== Directions ==
Scan the material below for the string "item", and copy every line where it shows up.

━━━━━━━━━━━━━━━━━━━━━━━━━━━━━━

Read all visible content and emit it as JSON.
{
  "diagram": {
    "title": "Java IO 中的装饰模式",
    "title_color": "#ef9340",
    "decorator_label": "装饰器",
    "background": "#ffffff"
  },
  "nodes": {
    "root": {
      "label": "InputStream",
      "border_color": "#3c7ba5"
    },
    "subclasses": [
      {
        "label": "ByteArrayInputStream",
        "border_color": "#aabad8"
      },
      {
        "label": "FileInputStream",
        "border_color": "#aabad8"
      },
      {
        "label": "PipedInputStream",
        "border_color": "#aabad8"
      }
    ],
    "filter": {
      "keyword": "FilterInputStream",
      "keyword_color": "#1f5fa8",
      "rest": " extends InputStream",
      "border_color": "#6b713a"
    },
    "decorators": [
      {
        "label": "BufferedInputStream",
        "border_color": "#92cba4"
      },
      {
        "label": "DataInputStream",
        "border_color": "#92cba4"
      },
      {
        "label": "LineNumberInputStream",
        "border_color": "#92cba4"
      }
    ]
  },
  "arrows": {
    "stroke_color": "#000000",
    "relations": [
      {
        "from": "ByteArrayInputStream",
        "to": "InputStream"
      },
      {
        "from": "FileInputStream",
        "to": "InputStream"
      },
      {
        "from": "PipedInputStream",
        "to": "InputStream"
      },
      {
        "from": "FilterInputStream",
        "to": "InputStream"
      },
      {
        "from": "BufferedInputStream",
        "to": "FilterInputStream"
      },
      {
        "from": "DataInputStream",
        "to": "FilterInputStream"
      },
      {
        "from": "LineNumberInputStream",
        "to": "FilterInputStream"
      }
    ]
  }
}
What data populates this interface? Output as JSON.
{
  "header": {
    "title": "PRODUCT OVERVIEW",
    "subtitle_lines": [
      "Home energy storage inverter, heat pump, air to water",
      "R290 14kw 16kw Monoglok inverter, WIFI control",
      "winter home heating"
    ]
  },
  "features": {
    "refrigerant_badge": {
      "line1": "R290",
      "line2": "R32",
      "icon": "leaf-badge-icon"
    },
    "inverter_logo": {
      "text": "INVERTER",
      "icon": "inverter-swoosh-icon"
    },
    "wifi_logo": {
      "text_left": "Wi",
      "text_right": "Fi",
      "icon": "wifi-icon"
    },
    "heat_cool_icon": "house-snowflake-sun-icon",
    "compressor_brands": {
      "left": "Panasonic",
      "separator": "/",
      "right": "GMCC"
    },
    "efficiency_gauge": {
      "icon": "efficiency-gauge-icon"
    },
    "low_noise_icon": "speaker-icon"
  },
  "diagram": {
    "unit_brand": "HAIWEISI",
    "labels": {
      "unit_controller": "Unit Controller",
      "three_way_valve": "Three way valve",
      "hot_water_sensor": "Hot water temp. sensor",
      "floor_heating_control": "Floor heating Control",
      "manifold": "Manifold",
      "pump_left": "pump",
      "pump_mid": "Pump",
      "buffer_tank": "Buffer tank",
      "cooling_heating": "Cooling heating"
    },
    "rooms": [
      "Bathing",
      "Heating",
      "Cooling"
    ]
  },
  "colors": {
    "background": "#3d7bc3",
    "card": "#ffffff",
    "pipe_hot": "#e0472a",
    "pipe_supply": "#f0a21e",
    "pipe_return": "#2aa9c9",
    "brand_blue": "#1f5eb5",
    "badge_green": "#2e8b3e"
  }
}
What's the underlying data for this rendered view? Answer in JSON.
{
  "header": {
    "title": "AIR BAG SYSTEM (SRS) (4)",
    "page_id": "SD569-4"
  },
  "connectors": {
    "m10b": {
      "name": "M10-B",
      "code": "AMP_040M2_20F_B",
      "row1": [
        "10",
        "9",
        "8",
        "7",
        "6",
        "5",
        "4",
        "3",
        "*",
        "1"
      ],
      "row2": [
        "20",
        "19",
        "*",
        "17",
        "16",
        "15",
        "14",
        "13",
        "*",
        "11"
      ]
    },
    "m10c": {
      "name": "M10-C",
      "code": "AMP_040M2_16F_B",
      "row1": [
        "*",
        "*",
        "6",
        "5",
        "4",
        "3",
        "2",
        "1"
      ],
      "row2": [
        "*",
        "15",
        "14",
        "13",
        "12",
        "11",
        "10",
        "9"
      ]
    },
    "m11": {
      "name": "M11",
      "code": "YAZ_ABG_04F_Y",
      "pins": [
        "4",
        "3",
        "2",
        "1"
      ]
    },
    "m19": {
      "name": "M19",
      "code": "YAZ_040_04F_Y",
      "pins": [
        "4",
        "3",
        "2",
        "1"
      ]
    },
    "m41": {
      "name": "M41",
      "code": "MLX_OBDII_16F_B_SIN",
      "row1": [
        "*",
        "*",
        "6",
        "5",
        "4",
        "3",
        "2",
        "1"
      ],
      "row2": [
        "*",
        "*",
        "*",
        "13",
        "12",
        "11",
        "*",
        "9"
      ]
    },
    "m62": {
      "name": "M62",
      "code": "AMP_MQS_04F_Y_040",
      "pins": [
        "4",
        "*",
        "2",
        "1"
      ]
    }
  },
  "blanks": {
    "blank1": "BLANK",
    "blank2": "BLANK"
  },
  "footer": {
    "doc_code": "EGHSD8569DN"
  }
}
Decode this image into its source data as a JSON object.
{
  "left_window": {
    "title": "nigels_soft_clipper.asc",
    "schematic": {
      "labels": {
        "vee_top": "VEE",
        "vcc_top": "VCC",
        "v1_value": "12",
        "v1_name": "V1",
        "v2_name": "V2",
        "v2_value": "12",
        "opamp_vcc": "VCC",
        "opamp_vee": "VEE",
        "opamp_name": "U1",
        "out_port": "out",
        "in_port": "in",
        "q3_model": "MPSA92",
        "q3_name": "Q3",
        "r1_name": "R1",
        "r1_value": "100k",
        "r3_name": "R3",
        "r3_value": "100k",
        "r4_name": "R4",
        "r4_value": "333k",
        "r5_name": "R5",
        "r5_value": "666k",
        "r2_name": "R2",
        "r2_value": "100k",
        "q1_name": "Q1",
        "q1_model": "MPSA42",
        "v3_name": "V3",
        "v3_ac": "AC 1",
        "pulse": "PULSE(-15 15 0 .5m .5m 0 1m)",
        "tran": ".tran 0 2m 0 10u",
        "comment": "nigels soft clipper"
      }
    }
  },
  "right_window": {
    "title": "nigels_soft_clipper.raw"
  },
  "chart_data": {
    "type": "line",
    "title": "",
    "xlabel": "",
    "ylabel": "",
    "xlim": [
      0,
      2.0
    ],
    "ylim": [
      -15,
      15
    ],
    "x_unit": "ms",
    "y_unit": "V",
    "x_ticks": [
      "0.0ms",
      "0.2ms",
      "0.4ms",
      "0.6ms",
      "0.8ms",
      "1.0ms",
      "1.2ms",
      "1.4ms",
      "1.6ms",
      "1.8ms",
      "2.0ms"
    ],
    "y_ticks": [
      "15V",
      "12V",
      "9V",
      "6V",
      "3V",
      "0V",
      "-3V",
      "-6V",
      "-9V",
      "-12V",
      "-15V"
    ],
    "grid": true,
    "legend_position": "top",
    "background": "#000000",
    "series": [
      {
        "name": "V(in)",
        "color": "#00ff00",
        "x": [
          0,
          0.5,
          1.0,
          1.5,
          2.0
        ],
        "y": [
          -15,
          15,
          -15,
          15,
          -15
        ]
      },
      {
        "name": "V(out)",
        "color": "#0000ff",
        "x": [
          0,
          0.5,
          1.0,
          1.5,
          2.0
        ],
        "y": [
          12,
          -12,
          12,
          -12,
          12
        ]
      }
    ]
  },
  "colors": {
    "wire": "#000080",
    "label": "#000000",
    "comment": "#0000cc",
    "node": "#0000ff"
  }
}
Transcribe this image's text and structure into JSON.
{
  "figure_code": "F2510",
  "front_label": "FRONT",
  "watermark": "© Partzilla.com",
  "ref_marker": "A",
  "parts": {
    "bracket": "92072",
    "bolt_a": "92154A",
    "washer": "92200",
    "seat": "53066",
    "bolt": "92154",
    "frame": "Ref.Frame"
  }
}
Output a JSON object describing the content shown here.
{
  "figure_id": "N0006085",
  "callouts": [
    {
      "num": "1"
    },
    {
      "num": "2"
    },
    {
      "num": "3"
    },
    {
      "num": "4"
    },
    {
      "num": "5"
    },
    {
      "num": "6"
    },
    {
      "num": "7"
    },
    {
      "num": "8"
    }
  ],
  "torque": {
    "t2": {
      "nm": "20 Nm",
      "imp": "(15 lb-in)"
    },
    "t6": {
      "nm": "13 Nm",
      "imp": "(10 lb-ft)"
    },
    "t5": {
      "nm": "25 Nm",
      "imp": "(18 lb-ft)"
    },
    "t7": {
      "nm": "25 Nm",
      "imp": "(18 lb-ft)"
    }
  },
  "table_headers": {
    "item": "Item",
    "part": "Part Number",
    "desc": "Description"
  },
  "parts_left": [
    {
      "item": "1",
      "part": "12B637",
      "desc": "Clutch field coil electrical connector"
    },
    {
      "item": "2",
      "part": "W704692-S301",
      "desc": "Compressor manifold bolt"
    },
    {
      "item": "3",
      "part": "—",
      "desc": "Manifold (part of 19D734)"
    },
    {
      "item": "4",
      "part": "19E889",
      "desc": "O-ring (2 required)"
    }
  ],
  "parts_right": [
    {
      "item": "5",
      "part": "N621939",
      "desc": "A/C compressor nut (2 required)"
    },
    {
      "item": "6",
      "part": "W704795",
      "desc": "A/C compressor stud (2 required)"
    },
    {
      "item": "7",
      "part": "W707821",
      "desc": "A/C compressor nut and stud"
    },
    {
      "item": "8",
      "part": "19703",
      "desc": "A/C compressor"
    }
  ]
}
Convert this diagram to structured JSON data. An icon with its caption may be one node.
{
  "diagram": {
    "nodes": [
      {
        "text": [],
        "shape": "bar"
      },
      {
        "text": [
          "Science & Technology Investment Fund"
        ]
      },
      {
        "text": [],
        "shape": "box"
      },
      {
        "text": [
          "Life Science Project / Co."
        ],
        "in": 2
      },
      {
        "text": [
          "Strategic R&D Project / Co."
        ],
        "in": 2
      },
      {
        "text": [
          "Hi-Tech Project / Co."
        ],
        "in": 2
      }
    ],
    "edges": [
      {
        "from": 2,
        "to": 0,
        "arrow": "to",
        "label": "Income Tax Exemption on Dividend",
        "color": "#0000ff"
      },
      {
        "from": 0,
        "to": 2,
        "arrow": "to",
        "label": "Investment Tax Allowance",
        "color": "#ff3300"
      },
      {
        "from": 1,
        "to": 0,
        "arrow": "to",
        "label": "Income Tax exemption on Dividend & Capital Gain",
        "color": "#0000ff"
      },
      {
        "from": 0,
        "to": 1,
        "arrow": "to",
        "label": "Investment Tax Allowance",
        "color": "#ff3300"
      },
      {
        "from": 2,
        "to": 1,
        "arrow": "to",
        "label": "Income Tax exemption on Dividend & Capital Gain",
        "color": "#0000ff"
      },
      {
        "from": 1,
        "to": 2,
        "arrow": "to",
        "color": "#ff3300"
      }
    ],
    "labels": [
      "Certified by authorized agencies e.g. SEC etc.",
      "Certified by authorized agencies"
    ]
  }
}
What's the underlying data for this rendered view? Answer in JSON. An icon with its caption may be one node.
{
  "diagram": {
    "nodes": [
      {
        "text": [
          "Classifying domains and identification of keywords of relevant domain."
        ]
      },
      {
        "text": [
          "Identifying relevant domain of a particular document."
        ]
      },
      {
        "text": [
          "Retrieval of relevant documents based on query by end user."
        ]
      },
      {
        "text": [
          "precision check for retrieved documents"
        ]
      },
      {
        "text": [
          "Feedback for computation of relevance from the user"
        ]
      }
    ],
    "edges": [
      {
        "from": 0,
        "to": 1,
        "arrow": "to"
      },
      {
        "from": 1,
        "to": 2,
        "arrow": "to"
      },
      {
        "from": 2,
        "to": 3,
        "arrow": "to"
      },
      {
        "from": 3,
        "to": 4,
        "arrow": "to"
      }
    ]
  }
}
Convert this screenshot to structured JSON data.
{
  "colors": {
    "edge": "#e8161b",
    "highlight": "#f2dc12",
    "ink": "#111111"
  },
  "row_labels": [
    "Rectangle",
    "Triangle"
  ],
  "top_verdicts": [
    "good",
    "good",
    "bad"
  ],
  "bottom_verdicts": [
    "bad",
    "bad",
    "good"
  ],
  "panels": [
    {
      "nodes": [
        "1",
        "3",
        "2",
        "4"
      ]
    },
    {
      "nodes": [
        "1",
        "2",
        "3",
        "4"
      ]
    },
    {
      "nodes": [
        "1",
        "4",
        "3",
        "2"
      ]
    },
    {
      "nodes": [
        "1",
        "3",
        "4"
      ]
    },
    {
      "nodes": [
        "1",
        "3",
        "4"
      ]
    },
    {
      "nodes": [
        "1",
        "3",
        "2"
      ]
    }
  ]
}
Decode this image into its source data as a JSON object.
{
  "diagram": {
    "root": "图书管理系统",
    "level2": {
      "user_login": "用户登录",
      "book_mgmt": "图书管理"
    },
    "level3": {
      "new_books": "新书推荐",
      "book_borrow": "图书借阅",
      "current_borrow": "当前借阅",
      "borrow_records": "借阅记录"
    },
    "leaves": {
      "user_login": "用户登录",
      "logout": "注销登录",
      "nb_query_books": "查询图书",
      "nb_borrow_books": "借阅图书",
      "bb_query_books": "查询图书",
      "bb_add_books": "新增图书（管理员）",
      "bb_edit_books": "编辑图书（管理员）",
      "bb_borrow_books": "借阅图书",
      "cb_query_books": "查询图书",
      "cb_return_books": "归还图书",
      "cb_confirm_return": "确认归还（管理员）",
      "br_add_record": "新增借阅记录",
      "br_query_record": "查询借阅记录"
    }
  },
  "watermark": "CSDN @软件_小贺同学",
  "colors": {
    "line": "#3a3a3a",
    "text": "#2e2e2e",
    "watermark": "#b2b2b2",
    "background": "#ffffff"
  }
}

━━━━━━━━━━━━━━━━━━━━━━━━━━━━━━

== Reply ==
    "item": "Item",
      "item": "1",
      "item": "2",
      "item": "3",
      "item": "4",
      "item": "5",
      "item": "6",
      "item": "7",
      "item": "8",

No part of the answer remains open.